Data provided »
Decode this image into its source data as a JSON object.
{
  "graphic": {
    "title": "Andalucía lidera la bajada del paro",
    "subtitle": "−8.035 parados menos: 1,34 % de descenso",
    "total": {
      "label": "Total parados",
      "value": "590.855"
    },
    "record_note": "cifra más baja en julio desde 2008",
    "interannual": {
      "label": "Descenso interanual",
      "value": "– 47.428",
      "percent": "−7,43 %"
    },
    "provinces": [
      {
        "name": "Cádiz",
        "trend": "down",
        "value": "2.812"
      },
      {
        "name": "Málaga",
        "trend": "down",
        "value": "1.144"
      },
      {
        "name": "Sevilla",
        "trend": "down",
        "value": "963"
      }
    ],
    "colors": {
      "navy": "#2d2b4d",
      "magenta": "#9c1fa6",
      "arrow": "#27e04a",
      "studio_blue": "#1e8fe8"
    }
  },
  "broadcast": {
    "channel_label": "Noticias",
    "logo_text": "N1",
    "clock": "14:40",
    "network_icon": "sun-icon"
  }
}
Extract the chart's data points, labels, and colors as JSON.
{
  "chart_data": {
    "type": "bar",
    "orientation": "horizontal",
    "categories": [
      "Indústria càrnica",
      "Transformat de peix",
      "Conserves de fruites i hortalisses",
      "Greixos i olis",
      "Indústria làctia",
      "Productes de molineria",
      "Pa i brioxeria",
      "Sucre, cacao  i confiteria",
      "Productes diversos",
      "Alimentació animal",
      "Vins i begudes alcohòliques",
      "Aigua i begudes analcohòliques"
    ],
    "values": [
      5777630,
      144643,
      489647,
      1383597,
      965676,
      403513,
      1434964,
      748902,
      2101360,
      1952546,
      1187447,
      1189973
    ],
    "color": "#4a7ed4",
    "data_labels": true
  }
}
--
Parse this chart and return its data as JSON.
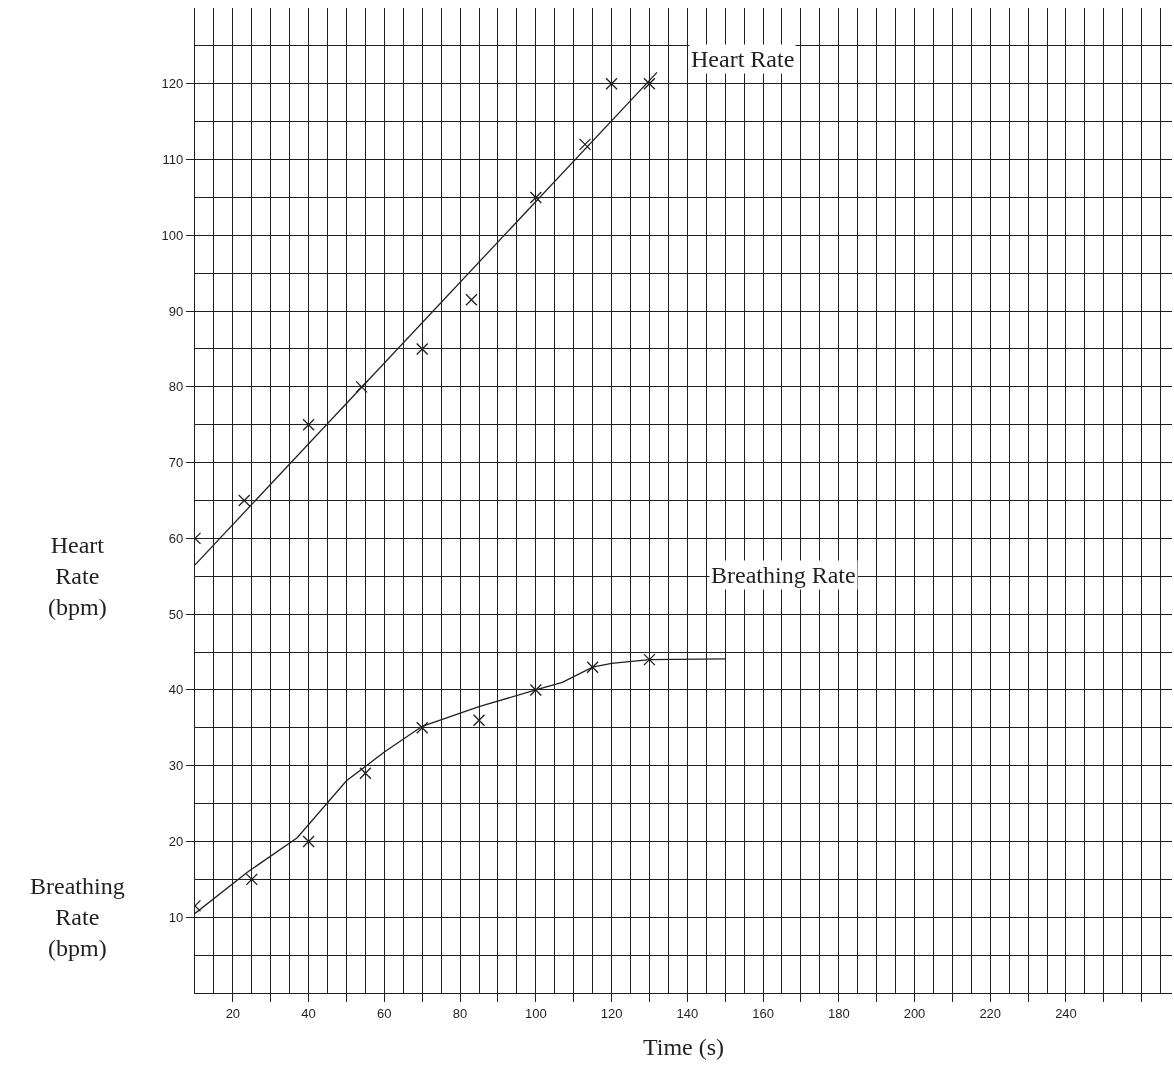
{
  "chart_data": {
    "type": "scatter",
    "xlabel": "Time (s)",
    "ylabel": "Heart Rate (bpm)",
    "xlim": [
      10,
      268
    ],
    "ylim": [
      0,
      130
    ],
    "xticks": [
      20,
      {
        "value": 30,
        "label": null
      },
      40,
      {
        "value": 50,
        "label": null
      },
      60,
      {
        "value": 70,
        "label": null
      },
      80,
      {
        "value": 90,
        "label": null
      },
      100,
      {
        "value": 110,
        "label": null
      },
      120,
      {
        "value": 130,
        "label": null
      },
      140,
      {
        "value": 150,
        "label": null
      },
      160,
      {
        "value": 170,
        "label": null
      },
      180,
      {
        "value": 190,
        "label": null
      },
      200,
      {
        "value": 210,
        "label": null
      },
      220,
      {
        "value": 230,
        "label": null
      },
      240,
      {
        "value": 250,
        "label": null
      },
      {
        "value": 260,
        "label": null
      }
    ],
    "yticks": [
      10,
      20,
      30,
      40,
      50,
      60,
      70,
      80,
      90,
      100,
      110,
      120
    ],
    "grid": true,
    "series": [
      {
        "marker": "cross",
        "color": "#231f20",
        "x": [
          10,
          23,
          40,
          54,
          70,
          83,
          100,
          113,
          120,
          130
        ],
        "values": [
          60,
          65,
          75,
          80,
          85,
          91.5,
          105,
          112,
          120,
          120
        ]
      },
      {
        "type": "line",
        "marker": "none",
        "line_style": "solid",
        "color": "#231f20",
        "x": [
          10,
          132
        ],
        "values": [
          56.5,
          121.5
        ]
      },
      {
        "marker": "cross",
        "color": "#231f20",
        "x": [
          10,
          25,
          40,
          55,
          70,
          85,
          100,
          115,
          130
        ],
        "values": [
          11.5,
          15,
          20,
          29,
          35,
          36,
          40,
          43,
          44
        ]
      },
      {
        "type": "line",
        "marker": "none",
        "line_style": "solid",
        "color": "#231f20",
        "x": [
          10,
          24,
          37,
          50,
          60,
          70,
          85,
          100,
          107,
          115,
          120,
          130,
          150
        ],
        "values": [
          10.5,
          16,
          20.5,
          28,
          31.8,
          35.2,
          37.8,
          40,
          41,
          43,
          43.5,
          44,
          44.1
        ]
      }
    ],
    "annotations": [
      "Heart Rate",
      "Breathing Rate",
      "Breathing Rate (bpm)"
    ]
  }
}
--
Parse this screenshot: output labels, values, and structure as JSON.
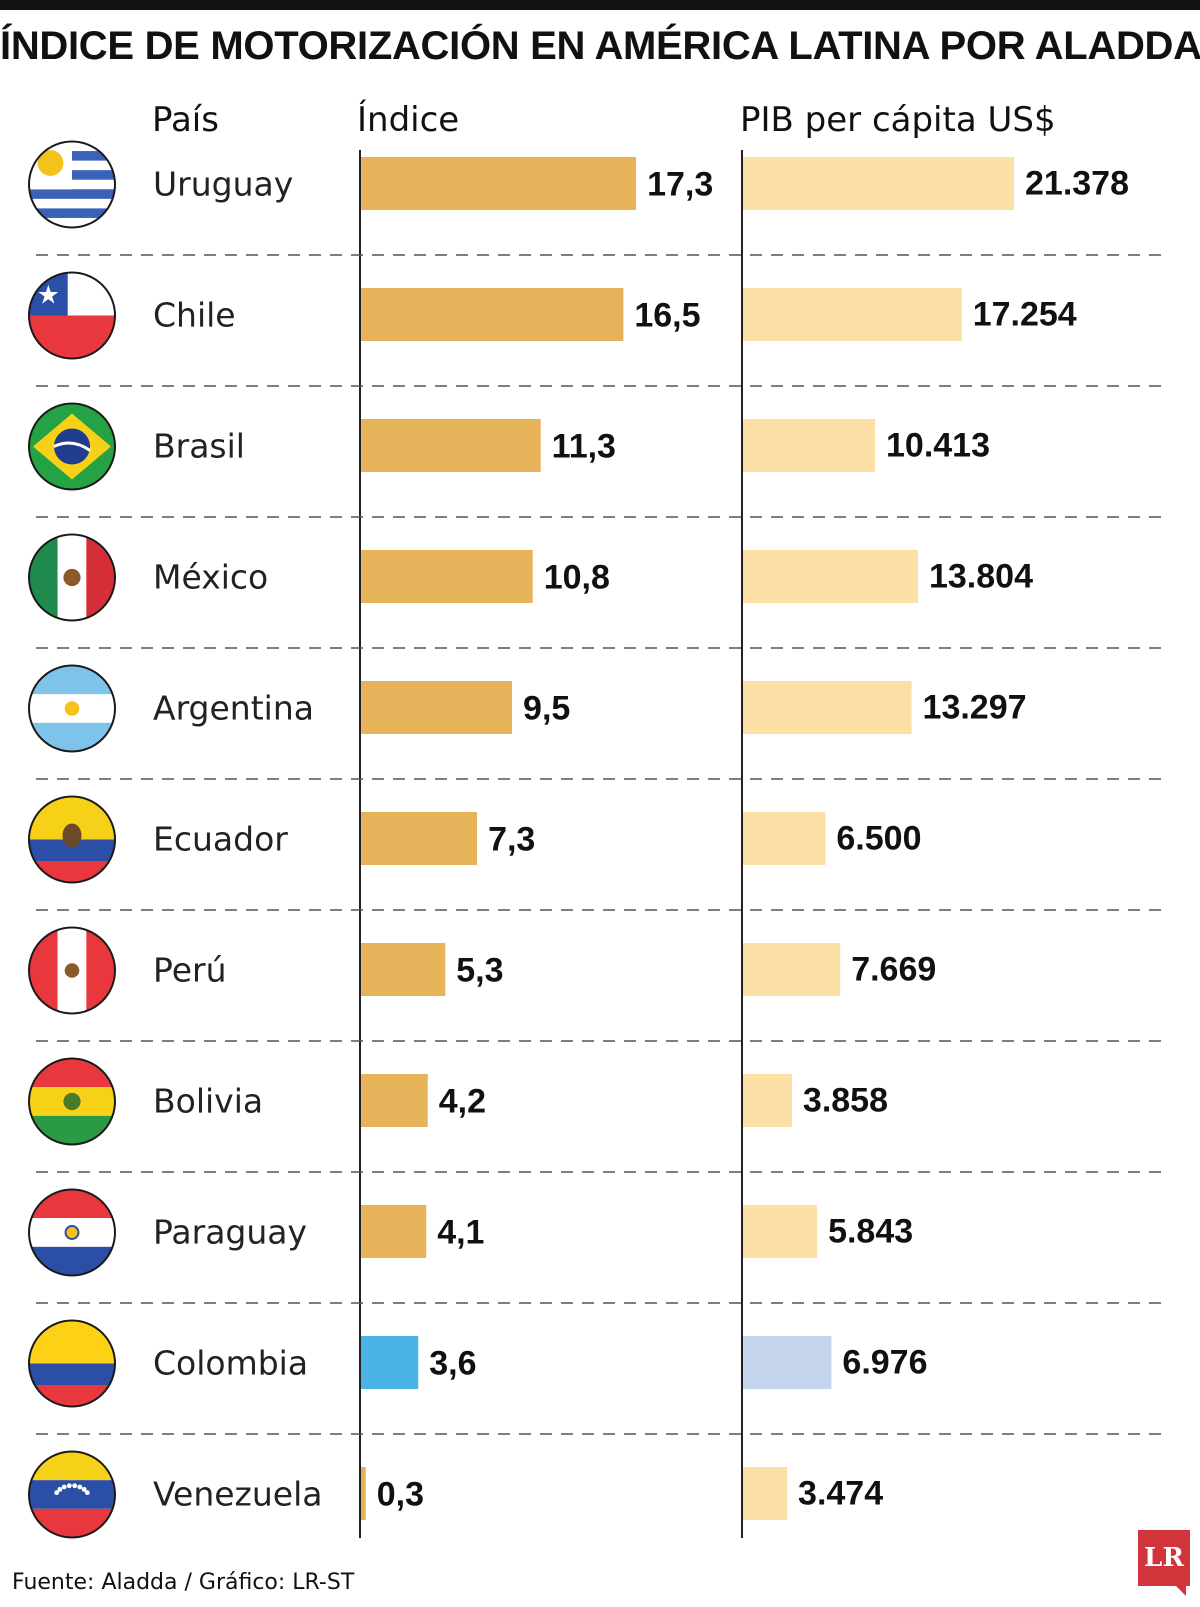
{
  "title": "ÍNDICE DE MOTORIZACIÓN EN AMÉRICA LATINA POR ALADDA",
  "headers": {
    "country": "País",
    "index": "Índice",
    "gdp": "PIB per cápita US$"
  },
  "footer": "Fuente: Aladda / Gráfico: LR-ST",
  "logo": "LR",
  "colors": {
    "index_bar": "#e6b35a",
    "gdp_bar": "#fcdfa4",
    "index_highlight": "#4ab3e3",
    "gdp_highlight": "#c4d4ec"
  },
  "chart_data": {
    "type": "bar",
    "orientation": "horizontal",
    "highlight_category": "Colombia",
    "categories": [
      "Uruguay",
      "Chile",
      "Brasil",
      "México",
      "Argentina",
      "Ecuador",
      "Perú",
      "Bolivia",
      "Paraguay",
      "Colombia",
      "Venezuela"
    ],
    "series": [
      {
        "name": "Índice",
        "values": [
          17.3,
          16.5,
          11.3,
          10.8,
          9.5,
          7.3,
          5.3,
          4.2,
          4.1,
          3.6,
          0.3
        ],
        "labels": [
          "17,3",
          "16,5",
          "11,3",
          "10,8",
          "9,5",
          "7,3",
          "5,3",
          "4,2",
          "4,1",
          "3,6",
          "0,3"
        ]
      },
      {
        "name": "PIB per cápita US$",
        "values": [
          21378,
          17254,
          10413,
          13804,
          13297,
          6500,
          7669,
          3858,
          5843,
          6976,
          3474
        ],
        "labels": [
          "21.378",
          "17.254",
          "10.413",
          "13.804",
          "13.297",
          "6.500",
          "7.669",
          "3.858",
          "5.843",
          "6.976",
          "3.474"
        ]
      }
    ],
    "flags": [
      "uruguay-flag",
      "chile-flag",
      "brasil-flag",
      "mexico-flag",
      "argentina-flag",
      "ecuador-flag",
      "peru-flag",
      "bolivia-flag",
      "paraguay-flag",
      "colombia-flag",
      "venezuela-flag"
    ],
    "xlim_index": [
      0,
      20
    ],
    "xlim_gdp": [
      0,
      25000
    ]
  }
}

To do » Extract every line containing the string "parados" from the material.

Written answer »
    "subtitle": "−8.035 parados menos: 1,34 % de descenso",
      "label": "Total parados",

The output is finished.